Listed records:
——

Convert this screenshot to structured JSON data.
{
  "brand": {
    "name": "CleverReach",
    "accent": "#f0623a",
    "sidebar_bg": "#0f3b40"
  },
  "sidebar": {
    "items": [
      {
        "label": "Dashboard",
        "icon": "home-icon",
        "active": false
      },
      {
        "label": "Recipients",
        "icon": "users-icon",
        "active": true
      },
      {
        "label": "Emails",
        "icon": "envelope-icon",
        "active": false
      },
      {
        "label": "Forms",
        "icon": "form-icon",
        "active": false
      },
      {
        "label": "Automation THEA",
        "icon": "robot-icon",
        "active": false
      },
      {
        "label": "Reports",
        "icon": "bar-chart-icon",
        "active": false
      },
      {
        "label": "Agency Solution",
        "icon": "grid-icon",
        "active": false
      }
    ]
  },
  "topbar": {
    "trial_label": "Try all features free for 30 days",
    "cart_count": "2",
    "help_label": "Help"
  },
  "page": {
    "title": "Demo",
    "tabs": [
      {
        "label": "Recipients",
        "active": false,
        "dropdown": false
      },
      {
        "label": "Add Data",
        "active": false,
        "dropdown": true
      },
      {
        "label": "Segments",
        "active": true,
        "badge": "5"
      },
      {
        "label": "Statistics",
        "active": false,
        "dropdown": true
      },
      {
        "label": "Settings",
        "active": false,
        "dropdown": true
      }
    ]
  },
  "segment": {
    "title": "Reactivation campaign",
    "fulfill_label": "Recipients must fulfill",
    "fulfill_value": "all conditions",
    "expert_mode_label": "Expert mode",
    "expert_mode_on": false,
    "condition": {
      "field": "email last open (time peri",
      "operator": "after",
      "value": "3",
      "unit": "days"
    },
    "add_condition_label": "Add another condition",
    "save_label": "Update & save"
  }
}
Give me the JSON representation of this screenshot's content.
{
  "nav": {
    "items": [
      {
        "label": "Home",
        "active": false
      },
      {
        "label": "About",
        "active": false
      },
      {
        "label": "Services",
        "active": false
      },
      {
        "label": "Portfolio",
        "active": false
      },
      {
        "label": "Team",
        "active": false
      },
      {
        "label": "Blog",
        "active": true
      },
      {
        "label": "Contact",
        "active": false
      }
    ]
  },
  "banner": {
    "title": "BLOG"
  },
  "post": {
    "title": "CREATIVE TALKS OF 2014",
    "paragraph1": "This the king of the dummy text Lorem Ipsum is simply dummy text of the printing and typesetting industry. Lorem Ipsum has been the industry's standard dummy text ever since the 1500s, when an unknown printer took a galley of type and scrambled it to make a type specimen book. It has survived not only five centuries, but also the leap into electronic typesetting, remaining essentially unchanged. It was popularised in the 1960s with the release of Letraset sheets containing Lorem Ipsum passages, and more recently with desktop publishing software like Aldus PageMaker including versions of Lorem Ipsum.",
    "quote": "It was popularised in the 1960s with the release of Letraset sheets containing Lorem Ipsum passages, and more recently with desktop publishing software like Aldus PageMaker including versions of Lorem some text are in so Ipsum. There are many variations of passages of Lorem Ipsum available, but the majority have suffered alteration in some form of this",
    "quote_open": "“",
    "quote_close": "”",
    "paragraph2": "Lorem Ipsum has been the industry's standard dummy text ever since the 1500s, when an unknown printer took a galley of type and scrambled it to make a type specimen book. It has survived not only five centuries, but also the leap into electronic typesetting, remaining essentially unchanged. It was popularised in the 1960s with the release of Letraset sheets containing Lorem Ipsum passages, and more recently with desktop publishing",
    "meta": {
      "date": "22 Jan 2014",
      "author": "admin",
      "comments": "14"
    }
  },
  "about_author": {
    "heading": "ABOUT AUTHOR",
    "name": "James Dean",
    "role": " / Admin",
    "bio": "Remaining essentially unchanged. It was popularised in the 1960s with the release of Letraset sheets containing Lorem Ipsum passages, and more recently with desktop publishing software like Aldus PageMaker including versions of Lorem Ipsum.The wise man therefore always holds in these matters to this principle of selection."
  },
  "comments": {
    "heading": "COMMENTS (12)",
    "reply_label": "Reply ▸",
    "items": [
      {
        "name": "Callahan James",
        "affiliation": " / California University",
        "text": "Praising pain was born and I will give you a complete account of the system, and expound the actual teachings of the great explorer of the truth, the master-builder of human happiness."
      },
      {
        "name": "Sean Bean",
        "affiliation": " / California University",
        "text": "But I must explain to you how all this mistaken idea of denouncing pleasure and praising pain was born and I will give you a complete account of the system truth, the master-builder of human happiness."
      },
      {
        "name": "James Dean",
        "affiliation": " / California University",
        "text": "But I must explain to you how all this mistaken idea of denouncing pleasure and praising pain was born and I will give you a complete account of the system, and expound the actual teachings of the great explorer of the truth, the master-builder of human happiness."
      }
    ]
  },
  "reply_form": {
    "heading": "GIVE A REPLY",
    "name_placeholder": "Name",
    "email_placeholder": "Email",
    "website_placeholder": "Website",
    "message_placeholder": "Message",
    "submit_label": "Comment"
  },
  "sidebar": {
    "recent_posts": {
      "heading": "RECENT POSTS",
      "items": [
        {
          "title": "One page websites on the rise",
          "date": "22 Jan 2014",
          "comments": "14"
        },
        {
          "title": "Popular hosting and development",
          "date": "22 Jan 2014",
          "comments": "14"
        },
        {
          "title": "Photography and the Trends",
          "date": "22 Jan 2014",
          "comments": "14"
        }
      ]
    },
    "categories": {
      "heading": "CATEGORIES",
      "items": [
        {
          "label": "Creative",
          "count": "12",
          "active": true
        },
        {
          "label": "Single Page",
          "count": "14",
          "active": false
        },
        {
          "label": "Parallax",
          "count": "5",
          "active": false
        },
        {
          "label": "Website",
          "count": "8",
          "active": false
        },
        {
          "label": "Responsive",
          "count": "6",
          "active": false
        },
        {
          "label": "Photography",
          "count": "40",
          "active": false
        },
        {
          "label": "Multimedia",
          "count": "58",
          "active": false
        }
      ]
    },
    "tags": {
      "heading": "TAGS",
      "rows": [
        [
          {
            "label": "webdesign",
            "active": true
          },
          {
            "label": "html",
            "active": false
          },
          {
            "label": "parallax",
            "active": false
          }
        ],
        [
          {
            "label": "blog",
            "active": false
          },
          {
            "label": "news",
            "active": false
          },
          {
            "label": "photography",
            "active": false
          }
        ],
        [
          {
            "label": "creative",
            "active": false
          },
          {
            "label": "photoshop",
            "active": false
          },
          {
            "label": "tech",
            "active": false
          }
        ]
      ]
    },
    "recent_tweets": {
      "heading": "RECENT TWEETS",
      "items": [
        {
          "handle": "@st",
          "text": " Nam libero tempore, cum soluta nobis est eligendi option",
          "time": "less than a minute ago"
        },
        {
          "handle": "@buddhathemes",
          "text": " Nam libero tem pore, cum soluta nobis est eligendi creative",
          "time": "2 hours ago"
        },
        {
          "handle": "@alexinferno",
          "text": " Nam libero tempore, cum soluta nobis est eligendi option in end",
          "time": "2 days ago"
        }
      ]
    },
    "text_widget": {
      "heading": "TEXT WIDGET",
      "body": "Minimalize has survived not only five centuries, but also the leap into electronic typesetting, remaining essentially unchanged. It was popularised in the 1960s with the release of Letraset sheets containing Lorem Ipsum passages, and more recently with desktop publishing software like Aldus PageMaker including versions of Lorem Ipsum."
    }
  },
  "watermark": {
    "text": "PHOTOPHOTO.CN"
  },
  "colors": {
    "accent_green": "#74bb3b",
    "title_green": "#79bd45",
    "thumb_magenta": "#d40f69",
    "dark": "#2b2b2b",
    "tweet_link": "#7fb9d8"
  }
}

——

Recopy the whole listing exactly.

Convert this screenshot to structured JSON data.
{
  "brand": {
    "name": "CleverReach",
    "accent": "#f0623a",
    "sidebar_bg": "#0f3b40"
  },
  "sidebar": {
    "items": [
      {
        "label": "Dashboard",
        "icon": "home-icon",
        "active": false
      },
      {
        "label": "Recipients",
        "icon": "users-icon",
        "active": true
      },
      {
        "label": "Emails",
        "icon": "envelope-icon",
        "active": false
      },
      {
        "label": "Forms",
        "icon": "form-icon",
        "active": false
      },
      {
        "label": "Automation THEA",
        "icon": "robot-icon",
        "active": false
      },
      {
        "label": "Reports",
        "icon": "bar-chart-icon",
        "active": false
      },
      {
        "label": "Agency Solution",
        "icon": "grid-icon",
        "active": false
      }
    ]
  },
  "topbar": {
    "trial_label": "Try all features free for 30 days",
    "cart_count": "2",
    "help_label": "Help"
  },
  "page": {
    "title": "Demo",
    "tabs": [
      {
        "label": "Recipients",
        "active": false,
        "dropdown": false
      },
      {
        "label": "Add Data",
        "active": false,
        "dropdown": true
      },
      {
        "label": "Segments",
        "active": true,
        "badge": "5"
      },
      {
        "label": "Statistics",
        "active": false,
        "dropdown": true
      },
      {
        "label": "Settings",
        "active": false,
        "dropdown": true
      }
    ]
  },
  "segment": {
    "title": "Reactivation campaign",
    "fulfill_label": "Recipients must fulfill",
    "fulfill_value": "all conditions",
    "expert_mode_label": "Expert mode",
    "expert_mode_on": false,
    "condition": {
      "field": "email last open (time peri",
      "operator": "after",
      "value": "3",
      "unit": "days"
    },
    "add_condition_label": "Add another condition",
    "save_label": "Update & save"
  }
}
Give me the JSON representation of this screenshot's content.
{
  "nav": {
    "items": [
      {
        "label": "Home",
        "active": false
      },
      {
        "label": "About",
        "active": false
      },
      {
        "label": "Services",
        "active": false
      },
      {
        "label": "Portfolio",
        "active": false
      },
      {
        "label": "Team",
        "active": false
      },
      {
        "label": "Blog",
        "active": true
      },
      {
        "label": "Contact",
        "active": false
      }
    ]
  },
  "banner": {
    "title": "BLOG"
  },
  "post": {
    "title": "CREATIVE TALKS OF 2014",
    "paragraph1": "This the king of the dummy text Lorem Ipsum is simply dummy text of the printing and typesetting industry. Lorem Ipsum has been the industry's standard dummy text ever since the 1500s, when an unknown printer took a galley of type and scrambled it to make a type specimen book. It has survived not only five centuries, but also the leap into electronic typesetting, remaining essentially unchanged. It was popularised in the 1960s with the release of Letraset sheets containing Lorem Ipsum passages, and more recently with desktop publishing software like Aldus PageMaker including versions of Lorem Ipsum.",
    "quote": "It was popularised in the 1960s with the release of Letraset sheets containing Lorem Ipsum passages, and more recently with desktop publishing software like Aldus PageMaker including versions of Lorem some text are in so Ipsum. There are many variations of passages of Lorem Ipsum available, but the majority have suffered alteration in some form of this",
    "quote_open": "“",
    "quote_close": "”",
    "paragraph2": "Lorem Ipsum has been the industry's standard dummy text ever since the 1500s, when an unknown printer took a galley of type and scrambled it to make a type specimen book. It has survived not only five centuries, but also the leap into electronic typesetting, remaining essentially unchanged. It was popularised in the 1960s with the release of Letraset sheets containing Lorem Ipsum passages, and more recently with desktop publishing",
    "meta": {
      "date": "22 Jan 2014",
      "author": "admin",
      "comments": "14"
    }
  },
  "about_author": {
    "heading": "ABOUT AUTHOR",
    "name": "James Dean",
    "role": " / Admin",
    "bio": "Remaining essentially unchanged. It was popularised in the 1960s with the release of Letraset sheets containing Lorem Ipsum passages, and more recently with desktop publishing software like Aldus PageMaker including versions of Lorem Ipsum.The wise man therefore always holds in these matters to this principle of selection."
  },
  "comments": {
    "heading": "COMMENTS (12)",
    "reply_label": "Reply ▸",
    "items": [
      {
        "name": "Callahan James",
        "affiliation": " / California University",
        "text": "Praising pain was born and I will give you a complete account of the system, and expound the actual teachings of the great explorer of the truth, the master-builder of human happiness."
      },
      {
        "name": "Sean Bean",
        "affiliation": " / California University",
        "text": "But I must explain to you how all this mistaken idea of denouncing pleasure and praising pain was born and I will give you a complete account of the system truth, the master-builder of human happiness."
      },
      {
        "name": "James Dean",
        "affiliation": " / California University",
        "text": "But I must explain to you how all this mistaken idea of denouncing pleasure and praising pain was born and I will give you a complete account of the system, and expound the actual teachings of the great explorer of the truth, the master-builder of human happiness."
      }
    ]
  },
  "reply_form": {
    "heading": "GIVE A REPLY",
    "name_placeholder": "Name",
    "email_placeholder": "Email",
    "website_placeholder": "Website",
    "message_placeholder": "Message",
    "submit_label": "Comment"
  },
  "sidebar": {
    "recent_posts": {
      "heading": "RECENT POSTS",
      "items": [
        {
          "title": "One page websites on the rise",
          "date": "22 Jan 2014",
          "comments": "14"
        },
        {
          "title": "Popular hosting and development",
          "date": "22 Jan 2014",
          "comments": "14"
        },
        {
          "title": "Photography and the Trends",
          "date": "22 Jan 2014",
          "comments": "14"
        }
      ]
    },
    "categories": {
      "heading": "CATEGORIES",
      "items": [
        {
          "label": "Creative",
          "count": "12",
          "active": true
        },
        {
          "label": "Single Page",
          "count": "14",
          "active": false
        },
        {
          "label": "Parallax",
          "count": "5",
          "active": false
        },
        {
          "label": "Website",
          "count": "8",
          "active": false
        },
        {
          "label": "Responsive",
          "count": "6",
          "active": false
        },
        {
          "label": "Photography",
          "count": "40",
          "active": false
        },
        {
          "label": "Multimedia",
          "count": "58",
          "active": false
        }
      ]
    },
    "tags": {
      "heading": "TAGS",
      "rows": [
        [
          {
            "label": "webdesign",
            "active": true
          },
          {
            "label": "html",
            "active": false
          },
          {
            "label": "parallax",
            "active": false
          }
        ],
        [
          {
            "label": "blog",
            "active": false
          },
          {
            "label": "news",
            "active": false
          },
          {
            "label": "photography",
            "active": false
          }
        ],
        [
          {
            "label": "creative",
            "active": false
          },
          {
            "label": "photoshop",
            "active": false
          },
          {
            "label": "tech",
            "active": false
          }
        ]
      ]
    },
    "recent_tweets": {
      "heading": "RECENT TWEETS",
      "items": [
        {
          "handle": "@st",
          "text": " Nam libero tempore, cum soluta nobis est eligendi option",
          "time": "less than a minute ago"
        },
        {
          "handle": "@buddhathemes",
          "text": " Nam libero tem pore, cum soluta nobis est eligendi creative",
          "time": "2 hours ago"
        },
        {
          "handle": "@alexinferno",
          "text": " Nam libero tempore, cum soluta nobis est eligendi option in end",
          "time": "2 days ago"
        }
      ]
    },
    "text_widget": {
      "heading": "TEXT WIDGET",
      "body": "Minimalize has survived not only five centuries, but also the leap into electronic typesetting, remaining essentially unchanged. It was popularised in the 1960s with the release of Letraset sheets containing Lorem Ipsum passages, and more recently with desktop publishing software like Aldus PageMaker including versions of Lorem Ipsum."
    }
  },
  "watermark": {
    "text": "PHOTOPHOTO.CN"
  },
  "colors": {
    "accent_green": "#74bb3b",
    "title_green": "#79bd45",
    "thumb_magenta": "#d40f69",
    "dark": "#2b2b2b",
    "tweet_link": "#7fb9d8"
  }
}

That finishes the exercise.